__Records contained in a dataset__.
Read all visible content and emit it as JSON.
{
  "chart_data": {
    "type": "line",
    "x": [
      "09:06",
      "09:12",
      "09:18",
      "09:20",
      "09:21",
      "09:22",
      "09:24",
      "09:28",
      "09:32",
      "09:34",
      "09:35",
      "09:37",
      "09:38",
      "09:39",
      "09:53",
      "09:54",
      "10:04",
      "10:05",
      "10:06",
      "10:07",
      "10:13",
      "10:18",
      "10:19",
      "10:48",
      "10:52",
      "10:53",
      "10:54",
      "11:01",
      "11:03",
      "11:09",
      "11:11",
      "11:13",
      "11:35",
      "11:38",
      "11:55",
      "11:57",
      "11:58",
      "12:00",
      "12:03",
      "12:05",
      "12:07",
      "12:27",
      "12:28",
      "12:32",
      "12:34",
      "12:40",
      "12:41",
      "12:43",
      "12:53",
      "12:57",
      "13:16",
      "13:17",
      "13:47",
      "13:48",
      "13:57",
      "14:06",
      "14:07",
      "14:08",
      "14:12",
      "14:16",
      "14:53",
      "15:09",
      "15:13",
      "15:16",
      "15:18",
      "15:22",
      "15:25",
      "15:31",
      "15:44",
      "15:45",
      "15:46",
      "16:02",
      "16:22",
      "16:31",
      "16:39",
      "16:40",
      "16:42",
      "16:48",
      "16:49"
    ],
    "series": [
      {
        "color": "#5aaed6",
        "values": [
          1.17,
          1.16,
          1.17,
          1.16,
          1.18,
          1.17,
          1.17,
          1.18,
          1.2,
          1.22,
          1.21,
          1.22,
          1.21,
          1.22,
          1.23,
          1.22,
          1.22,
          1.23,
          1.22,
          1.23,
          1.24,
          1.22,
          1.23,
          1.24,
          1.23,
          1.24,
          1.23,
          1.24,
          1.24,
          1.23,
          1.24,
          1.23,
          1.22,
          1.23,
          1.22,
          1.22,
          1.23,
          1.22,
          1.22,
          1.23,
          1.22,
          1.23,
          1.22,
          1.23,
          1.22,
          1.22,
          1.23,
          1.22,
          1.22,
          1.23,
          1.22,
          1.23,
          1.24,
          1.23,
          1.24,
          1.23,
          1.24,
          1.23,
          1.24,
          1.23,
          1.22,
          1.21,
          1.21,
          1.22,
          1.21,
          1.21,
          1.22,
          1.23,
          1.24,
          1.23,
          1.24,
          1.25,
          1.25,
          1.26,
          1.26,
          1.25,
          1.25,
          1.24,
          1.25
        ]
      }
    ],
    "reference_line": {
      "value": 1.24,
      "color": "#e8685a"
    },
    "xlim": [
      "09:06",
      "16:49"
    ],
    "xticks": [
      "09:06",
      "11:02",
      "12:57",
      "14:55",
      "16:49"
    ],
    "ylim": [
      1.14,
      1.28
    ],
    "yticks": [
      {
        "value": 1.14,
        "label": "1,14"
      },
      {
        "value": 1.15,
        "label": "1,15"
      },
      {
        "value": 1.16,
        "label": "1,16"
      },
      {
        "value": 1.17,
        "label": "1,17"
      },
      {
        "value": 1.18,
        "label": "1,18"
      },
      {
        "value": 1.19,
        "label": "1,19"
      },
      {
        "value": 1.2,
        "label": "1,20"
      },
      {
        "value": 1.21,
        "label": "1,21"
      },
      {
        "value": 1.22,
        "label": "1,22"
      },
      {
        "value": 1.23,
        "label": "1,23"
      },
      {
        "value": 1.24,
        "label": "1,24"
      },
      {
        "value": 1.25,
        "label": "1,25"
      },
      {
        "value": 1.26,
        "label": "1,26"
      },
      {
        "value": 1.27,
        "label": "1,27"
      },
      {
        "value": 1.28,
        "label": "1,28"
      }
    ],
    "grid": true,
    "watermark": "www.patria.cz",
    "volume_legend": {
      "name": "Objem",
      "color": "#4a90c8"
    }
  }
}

__Task prompt__.
Every record above needs to be repeated word for word.

__Exercise result__.
Read all visible content and emit it as JSON.
{
  "chart_data": {
    "type": "line",
    "x": [
      "09:06",
      "09:12",
      "09:18",
      "09:20",
      "09:21",
      "09:22",
      "09:24",
      "09:28",
      "09:32",
      "09:34",
      "09:35",
      "09:37",
      "09:38",
      "09:39",
      "09:53",
      "09:54",
      "10:04",
      "10:05",
      "10:06",
      "10:07",
      "10:13",
      "10:18",
      "10:19",
      "10:48",
      "10:52",
      "10:53",
      "10:54",
      "11:01",
      "11:03",
      "11:09",
      "11:11",
      "11:13",
      "11:35",
      "11:38",
      "11:55",
      "11:57",
      "11:58",
      "12:00",
      "12:03",
      "12:05",
      "12:07",
      "12:27",
      "12:28",
      "12:32",
      "12:34",
      "12:40",
      "12:41",
      "12:43",
      "12:53",
      "12:57",
      "13:16",
      "13:17",
      "13:47",
      "13:48",
      "13:57",
      "14:06",
      "14:07",
      "14:08",
      "14:12",
      "14:16",
      "14:53",
      "15:09",
      "15:13",
      "15:16",
      "15:18",
      "15:22",
      "15:25",
      "15:31",
      "15:44",
      "15:45",
      "15:46",
      "16:02",
      "16:22",
      "16:31",
      "16:39",
      "16:40",
      "16:42",
      "16:48",
      "16:49"
    ],
    "series": [
      {
        "color": "#5aaed6",
        "values": [
          1.17,
          1.16,
          1.17,
          1.16,
          1.18,
          1.17,
          1.17,
          1.18,
          1.2,
          1.22,
          1.21,
          1.22,
          1.21,
          1.22,
          1.23,
          1.22,
          1.22,
          1.23,
          1.22,
          1.23,
          1.24,
          1.22,
          1.23,
          1.24,
          1.23,
          1.24,
          1.23,
          1.24,
          1.24,
          1.23,
          1.24,
          1.23,
          1.22,
          1.23,
          1.22,
          1.22,
          1.23,
          1.22,
          1.22,
          1.23,
          1.22,
          1.23,
          1.22,
          1.23,
          1.22,
          1.22,
          1.23,
          1.22,
          1.22,
          1.23,
          1.22,
          1.23,
          1.24,
          1.23,
          1.24,
          1.23,
          1.24,
          1.23,
          1.24,
          1.23,
          1.22,
          1.21,
          1.21,
          1.22,
          1.21,
          1.21,
          1.22,
          1.23,
          1.24,
          1.23,
          1.24,
          1.25,
          1.25,
          1.26,
          1.26,
          1.25,
          1.25,
          1.24,
          1.25
        ]
      }
    ],
    "reference_line": {
      "value": 1.24,
      "color": "#e8685a"
    },
    "xlim": [
      "09:06",
      "16:49"
    ],
    "xticks": [
      "09:06",
      "11:02",
      "12:57",
      "14:55",
      "16:49"
    ],
    "ylim": [
      1.14,
      1.28
    ],
    "yticks": [
      {
        "value": 1.14,
        "label": "1,14"
      },
      {
        "value": 1.15,
        "label": "1,15"
      },
      {
        "value": 1.16,
        "label": "1,16"
      },
      {
        "value": 1.17,
        "label": "1,17"
      },
      {
        "value": 1.18,
        "label": "1,18"
      },
      {
        "value": 1.19,
        "label": "1,19"
      },
      {
        "value": 1.2,
        "label": "1,20"
      },
      {
        "value": 1.21,
        "label": "1,21"
      },
      {
        "value": 1.22,
        "label": "1,22"
      },
      {
        "value": 1.23,
        "label": "1,23"
      },
      {
        "value": 1.24,
        "label": "1,24"
      },
      {
        "value": 1.25,
        "label": "1,25"
      },
      {
        "value": 1.26,
        "label": "1,26"
      },
      {
        "value": 1.27,
        "label": "1,27"
      },
      {
        "value": 1.28,
        "label": "1,28"
      }
    ],
    "grid": true,
    "watermark": "www.patria.cz",
    "volume_legend": {
      "name": "Objem",
      "color": "#4a90c8"
    }
  }
}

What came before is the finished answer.